What to work on>
Repeat the data below exactly, dropping any pictures it holds.

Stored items
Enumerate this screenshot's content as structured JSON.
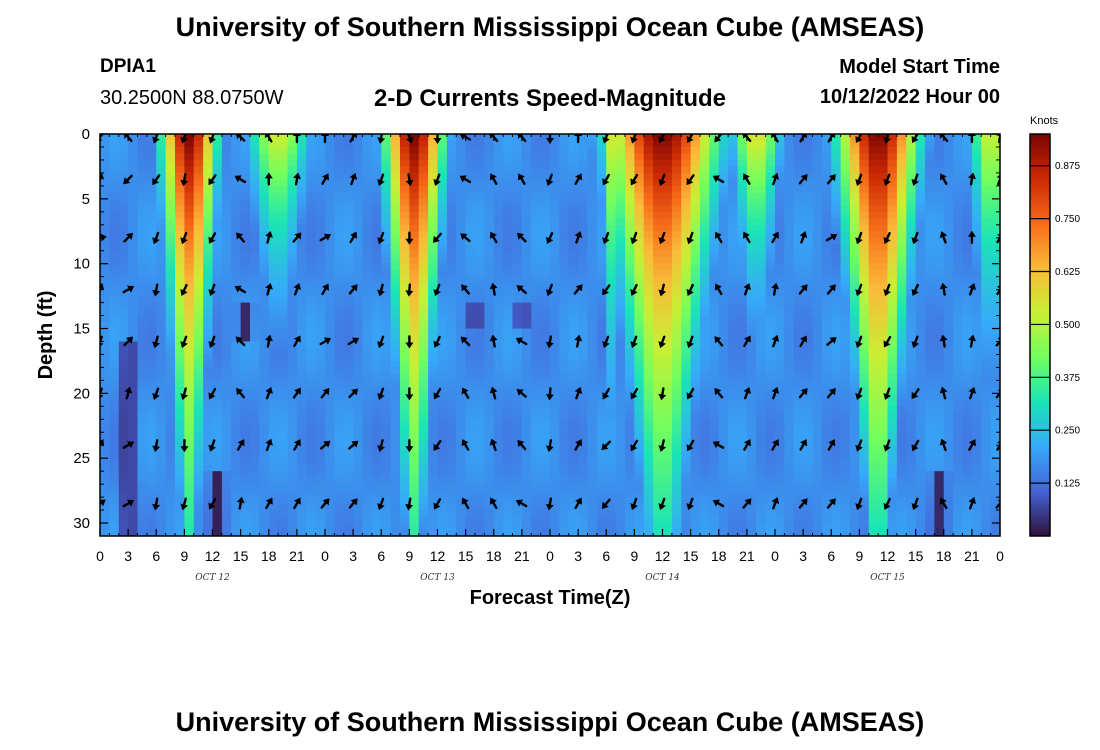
{
  "header": {
    "title": "University of Southern Mississippi Ocean Cube (AMSEAS)",
    "station": "DPIA1",
    "coordinates": "30.2500N  88.0750W",
    "subtitle": "2-D Currents Speed-Magnitude",
    "model_start_label": "Model Start Time",
    "model_start_value": "10/12/2022 Hour 00"
  },
  "footer": {
    "title": "University of Southern Mississippi Ocean Cube (AMSEAS)"
  },
  "chart_data": {
    "type": "heatmap",
    "title": "2-D Currents Speed-Magnitude",
    "xlabel": "Forecast Time(Z)",
    "ylabel": "Depth (ft)",
    "x_tick_labels": [
      "0",
      "3",
      "6",
      "9",
      "12",
      "15",
      "18",
      "21",
      "0",
      "3",
      "6",
      "9",
      "12",
      "15",
      "18",
      "21",
      "0",
      "3",
      "6",
      "9",
      "12",
      "15",
      "18",
      "21",
      "0",
      "3",
      "6",
      "9",
      "12",
      "15",
      "18",
      "21",
      "0"
    ],
    "x_range_hours": [
      0,
      96
    ],
    "day_labels": [
      {
        "label": "OCT 12",
        "center_hour": 12
      },
      {
        "label": "OCT 13",
        "center_hour": 36
      },
      {
        "label": "OCT 14",
        "center_hour": 60
      },
      {
        "label": "OCT 15",
        "center_hour": 84
      }
    ],
    "y_ticks": [
      0,
      5,
      10,
      15,
      20,
      25,
      30
    ],
    "y_range": [
      0,
      31
    ],
    "y_inverted": true,
    "colorbar": {
      "title": "Knots",
      "range": [
        0,
        0.95
      ],
      "tick_values": [
        0.125,
        0.25,
        0.375,
        0.5,
        0.625,
        0.75,
        0.875
      ],
      "tick_labels": [
        "0.125",
        "0.250",
        "0.375",
        "0.500",
        "0.625",
        "0.750",
        "0.875"
      ],
      "colors": [
        "#30123b",
        "#4662d7",
        "#36aaf9",
        "#1ae4b6",
        "#72fe5e",
        "#c8ef34",
        "#faba39",
        "#f66b19",
        "#cb2a04",
        "#7a0403"
      ]
    },
    "speed_model": {
      "time_step_hours": 1,
      "depth_step_ft": 0.5,
      "peaks": [
        {
          "center_hour": 9.5,
          "surface_speed": 0.95,
          "surface_half_width_h": 2.6,
          "bottom_half_width_h": 0.9,
          "decay_depth_ft": 26
        },
        {
          "center_hour": 33.5,
          "surface_speed": 0.95,
          "surface_half_width_h": 2.8,
          "bottom_half_width_h": 1.0,
          "decay_depth_ft": 27
        },
        {
          "center_hour": 54.5,
          "surface_speed": 0.55,
          "surface_half_width_h": 1.0,
          "bottom_half_width_h": 0.6,
          "decay_depth_ft": 18
        },
        {
          "center_hour": 60.0,
          "surface_speed": 0.95,
          "surface_half_width_h": 5.2,
          "bottom_half_width_h": 2.0,
          "decay_depth_ft": 26
        },
        {
          "center_hour": 83.0,
          "surface_speed": 0.95,
          "surface_half_width_h": 3.8,
          "bottom_half_width_h": 1.2,
          "decay_depth_ft": 28
        },
        {
          "center_hour": 19.0,
          "surface_speed": 0.55,
          "surface_half_width_h": 3.0,
          "bottom_half_width_h": 1.0,
          "decay_depth_ft": 12
        },
        {
          "center_hour": 70.0,
          "surface_speed": 0.58,
          "surface_half_width_h": 2.4,
          "bottom_half_width_h": 1.0,
          "decay_depth_ft": 12
        },
        {
          "center_hour": 95.0,
          "surface_speed": 0.55,
          "surface_half_width_h": 2.0,
          "bottom_half_width_h": 1.2,
          "decay_depth_ft": 15
        }
      ],
      "minima": [
        {
          "center_hour": 3.0,
          "depth_from_ft": 16,
          "value": 0.01
        },
        {
          "center_hour": 12.5,
          "depth_from_ft": 26,
          "value": 0.02
        },
        {
          "center_hour": 15.5,
          "depth_from_ft": 13,
          "depth_to_ft": 16,
          "value": 0.03
        },
        {
          "center_hour": 40.0,
          "depth_from_ft": 13,
          "depth_to_ft": 15,
          "value": 0.03
        },
        {
          "center_hour": 45.0,
          "depth_from_ft": 13,
          "depth_to_ft": 15,
          "value": 0.03
        },
        {
          "center_hour": 89.5,
          "depth_from_ft": 26,
          "value": 0.03
        }
      ]
    },
    "vector_depths_ft": [
      0,
      3.5,
      8,
      12,
      16,
      20,
      24,
      28.5
    ],
    "vector_time_step_hours": 3,
    "vector_directions_deg": [
      [
        220,
        15,
        80,
        20,
        200,
        200,
        30,
        55
      ],
      [
        320,
        225,
        45,
        60,
        45,
        15,
        60,
        60
      ],
      [
        200,
        215,
        200,
        190,
        195,
        200,
        190,
        190
      ],
      [
        200,
        190,
        200,
        205,
        200,
        195,
        180,
        195
      ],
      [
        200,
        215,
        210,
        200,
        200,
        210,
        200,
        210
      ],
      [
        315,
        300,
        320,
        300,
        315,
        320,
        30,
        10
      ],
      [
        330,
        0,
        15,
        15,
        10,
        20,
        20,
        30
      ],
      [
        0,
        10,
        40,
        20,
        30,
        35,
        30,
        30
      ],
      [
        0,
        30,
        60,
        30,
        60,
        40,
        50,
        40
      ],
      [
        30,
        20,
        30,
        40,
        60,
        45,
        50,
        40
      ],
      [
        190,
        200,
        200,
        195,
        200,
        200,
        195,
        200
      ],
      [
        160,
        170,
        180,
        185,
        180,
        180,
        180,
        190
      ],
      [
        180,
        200,
        220,
        200,
        205,
        210,
        215,
        210
      ],
      [
        300,
        300,
        310,
        320,
        315,
        330,
        330,
        330
      ],
      [
        320,
        330,
        330,
        350,
        350,
        345,
        340,
        330
      ],
      [
        320,
        330,
        315,
        310,
        300,
        310,
        320,
        300
      ],
      [
        180,
        200,
        205,
        200,
        190,
        185,
        190,
        190
      ],
      [
        0,
        30,
        20,
        40,
        10,
        20,
        30,
        30
      ],
      [
        200,
        210,
        200,
        215,
        200,
        210,
        225,
        220
      ],
      [
        200,
        210,
        200,
        205,
        200,
        210,
        210,
        200
      ],
      [
        210,
        200,
        200,
        195,
        200,
        190,
        195,
        200
      ],
      [
        210,
        215,
        200,
        205,
        200,
        210,
        210,
        200
      ],
      [
        220,
        300,
        330,
        330,
        320,
        320,
        300,
        300
      ],
      [
        320,
        330,
        330,
        20,
        30,
        20,
        30,
        40
      ],
      [
        330,
        20,
        30,
        10,
        20,
        20,
        30,
        20
      ],
      [
        30,
        40,
        20,
        40,
        30,
        40,
        30,
        40
      ],
      [
        30,
        40,
        60,
        40,
        50,
        40,
        30,
        40
      ],
      [
        210,
        200,
        200,
        200,
        200,
        200,
        200,
        200
      ],
      [
        195,
        200,
        205,
        200,
        210,
        200,
        200,
        205
      ],
      [
        210,
        200,
        200,
        205,
        200,
        215,
        210,
        200
      ],
      [
        320,
        330,
        340,
        350,
        350,
        345,
        340,
        330
      ],
      [
        0,
        10,
        0,
        20,
        10,
        20,
        30,
        20
      ],
      [
        10,
        20,
        30,
        30,
        40,
        40,
        30,
        40
      ]
    ]
  }
}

Output below>
Enumerate this screenshot's content as structured JSON.
{
  "header": {
    "title": "University of Southern Mississippi Ocean Cube (AMSEAS)",
    "station": "DPIA1",
    "coordinates": "30.2500N  88.0750W",
    "subtitle": "2-D Currents Speed-Magnitude",
    "model_start_label": "Model Start Time",
    "model_start_value": "10/12/2022 Hour 00"
  },
  "footer": {
    "title": "University of Southern Mississippi Ocean Cube (AMSEAS)"
  },
  "chart_data": {
    "type": "heatmap",
    "title": "2-D Currents Speed-Magnitude",
    "xlabel": "Forecast Time(Z)",
    "ylabel": "Depth (ft)",
    "x_tick_labels": [
      "0",
      "3",
      "6",
      "9",
      "12",
      "15",
      "18",
      "21",
      "0",
      "3",
      "6",
      "9",
      "12",
      "15",
      "18",
      "21",
      "0",
      "3",
      "6",
      "9",
      "12",
      "15",
      "18",
      "21",
      "0",
      "3",
      "6",
      "9",
      "12",
      "15",
      "18",
      "21",
      "0"
    ],
    "x_range_hours": [
      0,
      96
    ],
    "day_labels": [
      {
        "label": "OCT 12",
        "center_hour": 12
      },
      {
        "label": "OCT 13",
        "center_hour": 36
      },
      {
        "label": "OCT 14",
        "center_hour": 60
      },
      {
        "label": "OCT 15",
        "center_hour": 84
      }
    ],
    "y_ticks": [
      0,
      5,
      10,
      15,
      20,
      25,
      30
    ],
    "y_range": [
      0,
      31
    ],
    "y_inverted": true,
    "colorbar": {
      "title": "Knots",
      "range": [
        0,
        0.95
      ],
      "tick_values": [
        0.125,
        0.25,
        0.375,
        0.5,
        0.625,
        0.75,
        0.875
      ],
      "tick_labels": [
        "0.125",
        "0.250",
        "0.375",
        "0.500",
        "0.625",
        "0.750",
        "0.875"
      ],
      "colors": [
        "#30123b",
        "#4662d7",
        "#36aaf9",
        "#1ae4b6",
        "#72fe5e",
        "#c8ef34",
        "#faba39",
        "#f66b19",
        "#cb2a04",
        "#7a0403"
      ]
    },
    "speed_model": {
      "time_step_hours": 1,
      "depth_step_ft": 0.5,
      "peaks": [
        {
          "center_hour": 9.5,
          "surface_speed": 0.95,
          "surface_half_width_h": 2.6,
          "bottom_half_width_h": 0.9,
          "decay_depth_ft": 26
        },
        {
          "center_hour": 33.5,
          "surface_speed": 0.95,
          "surface_half_width_h": 2.8,
          "bottom_half_width_h": 1.0,
          "decay_depth_ft": 27
        },
        {
          "center_hour": 54.5,
          "surface_speed": 0.55,
          "surface_half_width_h": 1.0,
          "bottom_half_width_h": 0.6,
          "decay_depth_ft": 18
        },
        {
          "center_hour": 60.0,
          "surface_speed": 0.95,
          "surface_half_width_h": 5.2,
          "bottom_half_width_h": 2.0,
          "decay_depth_ft": 26
        },
        {
          "center_hour": 83.0,
          "surface_speed": 0.95,
          "surface_half_width_h": 3.8,
          "bottom_half_width_h": 1.2,
          "decay_depth_ft": 28
        },
        {
          "center_hour": 19.0,
          "surface_speed": 0.55,
          "surface_half_width_h": 3.0,
          "bottom_half_width_h": 1.0,
          "decay_depth_ft": 12
        },
        {
          "center_hour": 70.0,
          "surface_speed": 0.58,
          "surface_half_width_h": 2.4,
          "bottom_half_width_h": 1.0,
          "decay_depth_ft": 12
        },
        {
          "center_hour": 95.0,
          "surface_speed": 0.55,
          "surface_half_width_h": 2.0,
          "bottom_half_width_h": 1.2,
          "decay_depth_ft": 15
        }
      ],
      "minima": [
        {
          "center_hour": 3.0,
          "depth_from_ft": 16,
          "value": 0.01
        },
        {
          "center_hour": 12.5,
          "depth_from_ft": 26,
          "value": 0.02
        },
        {
          "center_hour": 15.5,
          "depth_from_ft": 13,
          "depth_to_ft": 16,
          "value": 0.03
        },
        {
          "center_hour": 40.0,
          "depth_from_ft": 13,
          "depth_to_ft": 15,
          "value": 0.03
        },
        {
          "center_hour": 45.0,
          "depth_from_ft": 13,
          "depth_to_ft": 15,
          "value": 0.03
        },
        {
          "center_hour": 89.5,
          "depth_from_ft": 26,
          "value": 0.03
        }
      ]
    },
    "vector_depths_ft": [
      0,
      3.5,
      8,
      12,
      16,
      20,
      24,
      28.5
    ],
    "vector_time_step_hours": 3,
    "vector_directions_deg": [
      [
        220,
        15,
        80,
        20,
        200,
        200,
        30,
        55
      ],
      [
        320,
        225,
        45,
        60,
        45,
        15,
        60,
        60
      ],
      [
        200,
        215,
        200,
        190,
        195,
        200,
        190,
        190
      ],
      [
        200,
        190,
        200,
        205,
        200,
        195,
        180,
        195
      ],
      [
        200,
        215,
        210,
        200,
        200,
        210,
        200,
        210
      ],
      [
        315,
        300,
        320,
        300,
        315,
        320,
        30,
        10
      ],
      [
        330,
        0,
        15,
        15,
        10,
        20,
        20,
        30
      ],
      [
        0,
        10,
        40,
        20,
        30,
        35,
        30,
        30
      ],
      [
        0,
        30,
        60,
        30,
        60,
        40,
        50,
        40
      ],
      [
        30,
        20,
        30,
        40,
        60,
        45,
        50,
        40
      ],
      [
        190,
        200,
        200,
        195,
        200,
        200,
        195,
        200
      ],
      [
        160,
        170,
        180,
        185,
        180,
        180,
        180,
        190
      ],
      [
        180,
        200,
        220,
        200,
        205,
        210,
        215,
        210
      ],
      [
        300,
        300,
        310,
        320,
        315,
        330,
        330,
        330
      ],
      [
        320,
        330,
        330,
        350,
        350,
        345,
        340,
        330
      ],
      [
        320,
        330,
        315,
        310,
        300,
        310,
        320,
        300
      ],
      [
        180,
        200,
        205,
        200,
        190,
        185,
        190,
        190
      ],
      [
        0,
        30,
        20,
        40,
        10,
        20,
        30,
        30
      ],
      [
        200,
        210,
        200,
        215,
        200,
        210,
        225,
        220
      ],
      [
        200,
        210,
        200,
        205,
        200,
        210,
        210,
        200
      ],
      [
        210,
        200,
        200,
        195,
        200,
        190,
        195,
        200
      ],
      [
        210,
        215,
        200,
        205,
        200,
        210,
        210,
        200
      ],
      [
        220,
        300,
        330,
        330,
        320,
        320,
        300,
        300
      ],
      [
        320,
        330,
        330,
        20,
        30,
        20,
        30,
        40
      ],
      [
        330,
        20,
        30,
        10,
        20,
        20,
        30,
        20
      ],
      [
        30,
        40,
        20,
        40,
        30,
        40,
        30,
        40
      ],
      [
        30,
        40,
        60,
        40,
        50,
        40,
        30,
        40
      ],
      [
        210,
        200,
        200,
        200,
        200,
        200,
        200,
        200
      ],
      [
        195,
        200,
        205,
        200,
        210,
        200,
        200,
        205
      ],
      [
        210,
        200,
        200,
        205,
        200,
        215,
        210,
        200
      ],
      [
        320,
        330,
        340,
        350,
        350,
        345,
        340,
        330
      ],
      [
        0,
        10,
        0,
        20,
        10,
        20,
        30,
        20
      ],
      [
        10,
        20,
        30,
        30,
        40,
        40,
        30,
        40
      ]
    ]
  }
}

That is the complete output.